> Work to do: Filter the records for lines holding the string "hint".

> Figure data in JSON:

Begin

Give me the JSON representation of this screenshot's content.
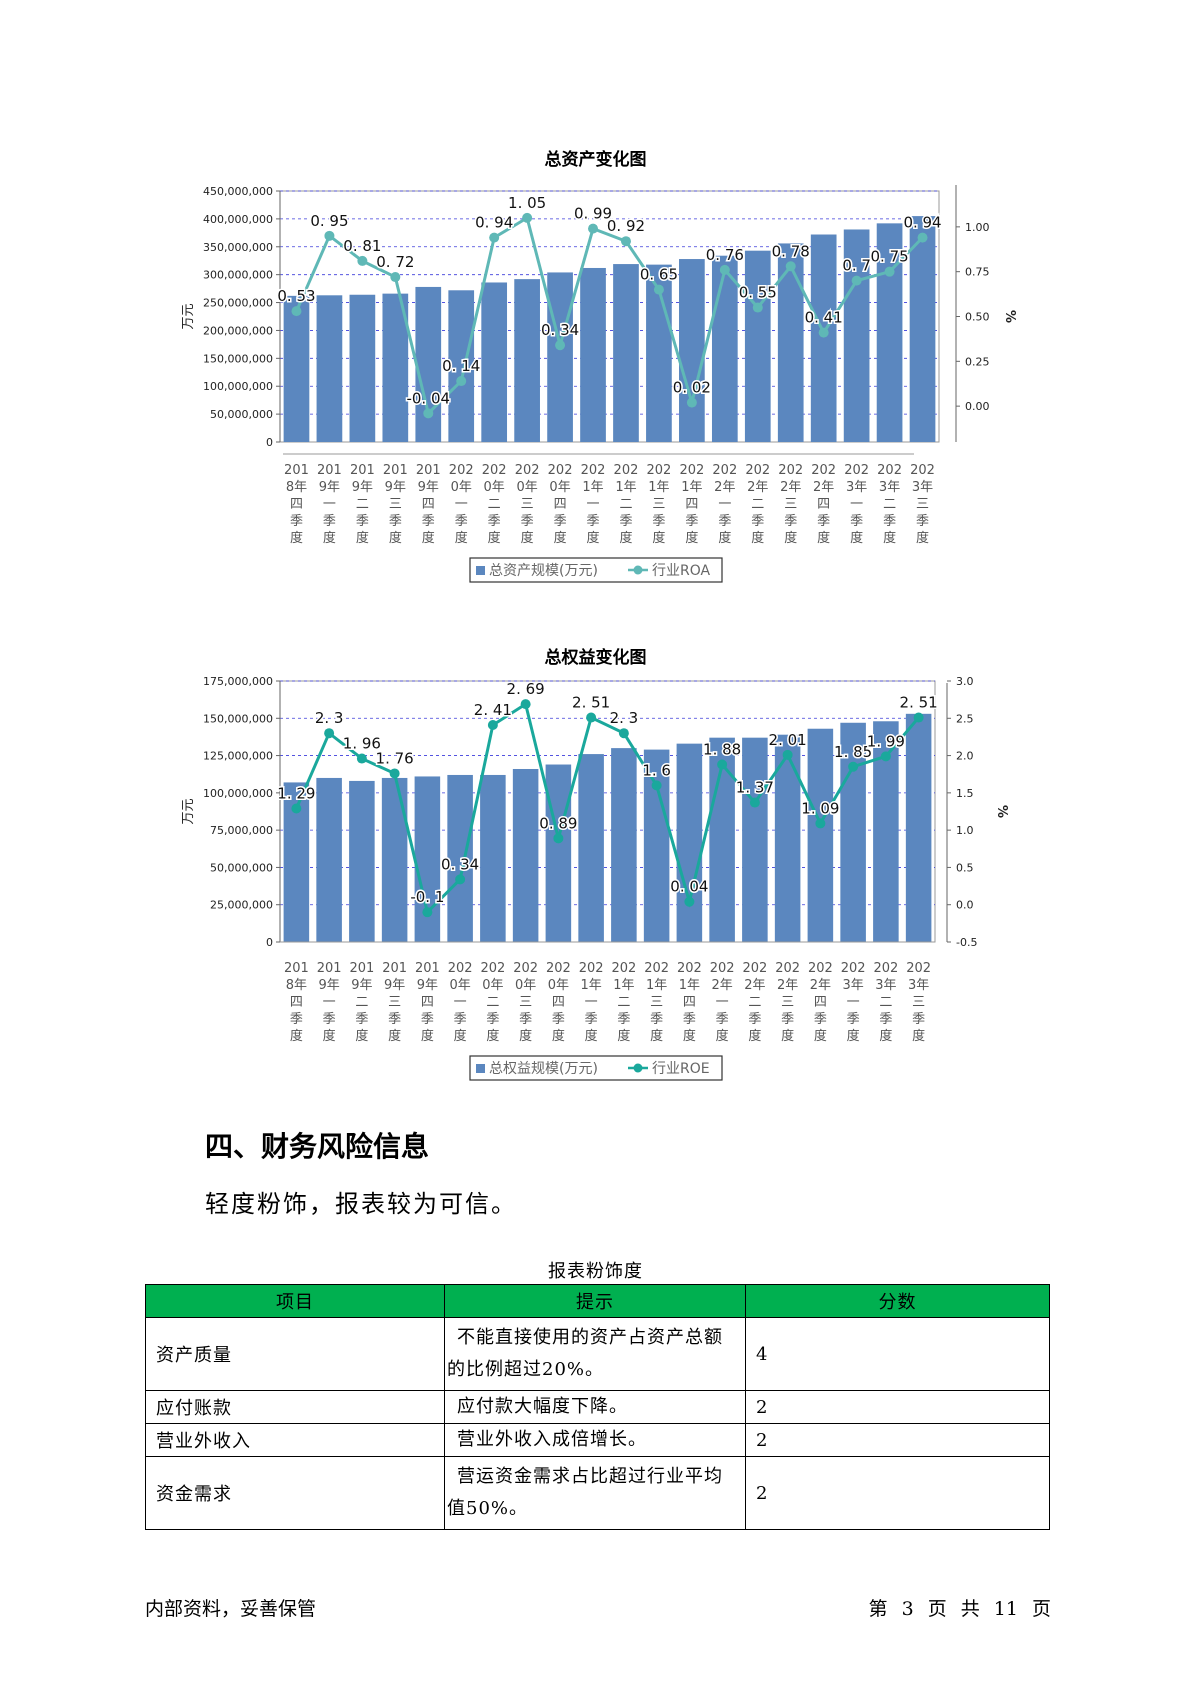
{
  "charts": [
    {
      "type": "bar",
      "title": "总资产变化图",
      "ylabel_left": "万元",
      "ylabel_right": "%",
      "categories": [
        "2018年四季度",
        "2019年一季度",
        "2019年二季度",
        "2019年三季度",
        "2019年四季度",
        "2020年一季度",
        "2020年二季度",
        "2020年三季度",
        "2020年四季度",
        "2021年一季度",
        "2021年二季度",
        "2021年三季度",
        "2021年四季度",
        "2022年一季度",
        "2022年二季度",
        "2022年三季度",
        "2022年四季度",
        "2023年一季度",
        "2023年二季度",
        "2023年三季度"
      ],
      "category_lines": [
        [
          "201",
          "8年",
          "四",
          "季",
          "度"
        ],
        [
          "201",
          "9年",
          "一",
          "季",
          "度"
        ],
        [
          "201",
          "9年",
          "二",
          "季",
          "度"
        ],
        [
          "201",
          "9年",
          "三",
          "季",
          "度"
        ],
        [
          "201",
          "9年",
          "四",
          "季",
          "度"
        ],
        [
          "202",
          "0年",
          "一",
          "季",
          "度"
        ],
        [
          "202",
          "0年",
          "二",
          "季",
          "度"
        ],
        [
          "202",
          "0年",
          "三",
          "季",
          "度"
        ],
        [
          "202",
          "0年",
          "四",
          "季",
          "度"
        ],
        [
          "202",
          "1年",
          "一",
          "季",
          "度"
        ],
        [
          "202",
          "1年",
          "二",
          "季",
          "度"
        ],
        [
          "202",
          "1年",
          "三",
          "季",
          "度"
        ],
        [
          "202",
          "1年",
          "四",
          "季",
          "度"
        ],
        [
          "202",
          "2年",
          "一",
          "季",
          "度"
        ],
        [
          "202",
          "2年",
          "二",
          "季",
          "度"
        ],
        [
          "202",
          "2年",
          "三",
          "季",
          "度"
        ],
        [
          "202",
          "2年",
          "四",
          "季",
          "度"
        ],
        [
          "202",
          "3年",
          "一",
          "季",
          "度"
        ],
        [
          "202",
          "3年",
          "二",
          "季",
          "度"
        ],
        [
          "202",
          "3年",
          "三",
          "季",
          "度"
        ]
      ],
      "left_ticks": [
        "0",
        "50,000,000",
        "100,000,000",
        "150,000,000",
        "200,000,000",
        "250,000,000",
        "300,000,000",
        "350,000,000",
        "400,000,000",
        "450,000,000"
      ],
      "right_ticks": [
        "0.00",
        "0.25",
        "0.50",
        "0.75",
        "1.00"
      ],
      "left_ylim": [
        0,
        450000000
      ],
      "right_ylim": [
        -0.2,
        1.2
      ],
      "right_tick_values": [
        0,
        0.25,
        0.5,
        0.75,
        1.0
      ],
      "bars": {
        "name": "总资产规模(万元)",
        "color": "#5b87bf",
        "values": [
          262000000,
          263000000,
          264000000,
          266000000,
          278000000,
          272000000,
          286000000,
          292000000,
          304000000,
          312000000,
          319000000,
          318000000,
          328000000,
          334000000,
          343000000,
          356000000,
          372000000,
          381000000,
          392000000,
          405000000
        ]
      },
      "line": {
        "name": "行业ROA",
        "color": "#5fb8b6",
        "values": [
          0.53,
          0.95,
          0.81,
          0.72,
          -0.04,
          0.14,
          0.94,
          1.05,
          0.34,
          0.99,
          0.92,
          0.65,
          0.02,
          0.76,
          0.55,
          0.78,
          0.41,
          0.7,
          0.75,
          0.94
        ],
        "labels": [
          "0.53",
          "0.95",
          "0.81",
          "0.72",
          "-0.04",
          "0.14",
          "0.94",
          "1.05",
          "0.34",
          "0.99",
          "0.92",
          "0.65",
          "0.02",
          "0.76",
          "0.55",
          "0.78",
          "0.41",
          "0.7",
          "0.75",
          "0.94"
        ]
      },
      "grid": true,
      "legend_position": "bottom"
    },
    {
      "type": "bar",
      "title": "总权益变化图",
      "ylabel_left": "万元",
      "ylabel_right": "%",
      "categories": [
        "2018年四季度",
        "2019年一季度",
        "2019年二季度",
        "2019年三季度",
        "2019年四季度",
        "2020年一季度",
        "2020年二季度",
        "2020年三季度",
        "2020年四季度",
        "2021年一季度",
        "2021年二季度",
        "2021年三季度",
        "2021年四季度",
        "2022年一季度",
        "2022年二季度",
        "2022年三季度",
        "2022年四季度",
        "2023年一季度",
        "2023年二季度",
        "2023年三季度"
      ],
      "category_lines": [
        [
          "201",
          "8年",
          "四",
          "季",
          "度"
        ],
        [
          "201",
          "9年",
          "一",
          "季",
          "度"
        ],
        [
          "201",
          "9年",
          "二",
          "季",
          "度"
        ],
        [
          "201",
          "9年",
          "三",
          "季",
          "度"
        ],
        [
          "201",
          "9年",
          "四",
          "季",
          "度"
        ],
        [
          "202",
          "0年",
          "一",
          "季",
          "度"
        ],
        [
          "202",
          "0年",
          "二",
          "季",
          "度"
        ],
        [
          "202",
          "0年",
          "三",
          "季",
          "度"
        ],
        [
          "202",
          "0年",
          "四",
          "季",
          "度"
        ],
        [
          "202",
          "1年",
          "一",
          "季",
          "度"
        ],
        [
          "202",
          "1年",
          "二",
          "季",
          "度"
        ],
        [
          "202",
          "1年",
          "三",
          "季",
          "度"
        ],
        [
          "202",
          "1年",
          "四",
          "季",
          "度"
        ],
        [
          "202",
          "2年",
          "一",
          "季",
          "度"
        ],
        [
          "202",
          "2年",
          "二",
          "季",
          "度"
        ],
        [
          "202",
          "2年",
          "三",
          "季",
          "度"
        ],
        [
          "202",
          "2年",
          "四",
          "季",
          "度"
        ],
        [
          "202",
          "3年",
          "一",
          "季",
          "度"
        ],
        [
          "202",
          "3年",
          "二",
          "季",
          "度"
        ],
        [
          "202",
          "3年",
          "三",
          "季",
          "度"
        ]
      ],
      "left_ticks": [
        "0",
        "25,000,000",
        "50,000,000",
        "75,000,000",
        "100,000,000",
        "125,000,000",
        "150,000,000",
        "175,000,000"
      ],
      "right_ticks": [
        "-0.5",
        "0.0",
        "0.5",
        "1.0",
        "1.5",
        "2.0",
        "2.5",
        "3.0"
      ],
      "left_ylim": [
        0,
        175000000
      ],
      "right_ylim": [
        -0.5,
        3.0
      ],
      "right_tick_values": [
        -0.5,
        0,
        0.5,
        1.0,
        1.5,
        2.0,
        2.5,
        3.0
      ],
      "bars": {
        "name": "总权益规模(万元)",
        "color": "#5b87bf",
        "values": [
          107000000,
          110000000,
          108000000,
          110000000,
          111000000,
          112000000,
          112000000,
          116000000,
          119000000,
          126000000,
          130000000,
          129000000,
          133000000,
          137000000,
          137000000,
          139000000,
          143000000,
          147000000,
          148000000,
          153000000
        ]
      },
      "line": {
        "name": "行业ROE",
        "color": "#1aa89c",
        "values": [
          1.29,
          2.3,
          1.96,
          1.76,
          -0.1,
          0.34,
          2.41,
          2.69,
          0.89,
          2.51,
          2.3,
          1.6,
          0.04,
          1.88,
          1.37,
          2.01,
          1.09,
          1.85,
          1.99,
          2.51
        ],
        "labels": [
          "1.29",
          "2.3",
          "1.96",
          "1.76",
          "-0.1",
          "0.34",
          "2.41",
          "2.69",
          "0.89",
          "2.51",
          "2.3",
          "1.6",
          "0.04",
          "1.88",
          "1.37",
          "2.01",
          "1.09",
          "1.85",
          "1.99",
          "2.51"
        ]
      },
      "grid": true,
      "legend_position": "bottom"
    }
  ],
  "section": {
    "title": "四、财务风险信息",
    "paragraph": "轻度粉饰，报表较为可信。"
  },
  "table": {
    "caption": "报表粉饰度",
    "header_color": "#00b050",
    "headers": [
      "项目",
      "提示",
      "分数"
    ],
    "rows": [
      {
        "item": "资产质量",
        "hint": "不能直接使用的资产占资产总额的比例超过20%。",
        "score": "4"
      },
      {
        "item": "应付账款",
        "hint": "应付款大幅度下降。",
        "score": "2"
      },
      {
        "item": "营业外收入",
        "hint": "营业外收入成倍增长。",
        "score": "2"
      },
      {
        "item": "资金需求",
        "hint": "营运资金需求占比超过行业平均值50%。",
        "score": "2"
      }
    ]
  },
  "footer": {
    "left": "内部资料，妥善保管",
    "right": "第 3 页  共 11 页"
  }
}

End

> Task output:
        "hint": "不能直接使用的资产占资产总额的比例超过20%。",
        "hint": "应付款大幅度下降。",
        "hint": "营业外收入成倍增长。",
        "hint": "营运资金需求占比超过行业平均值50%。",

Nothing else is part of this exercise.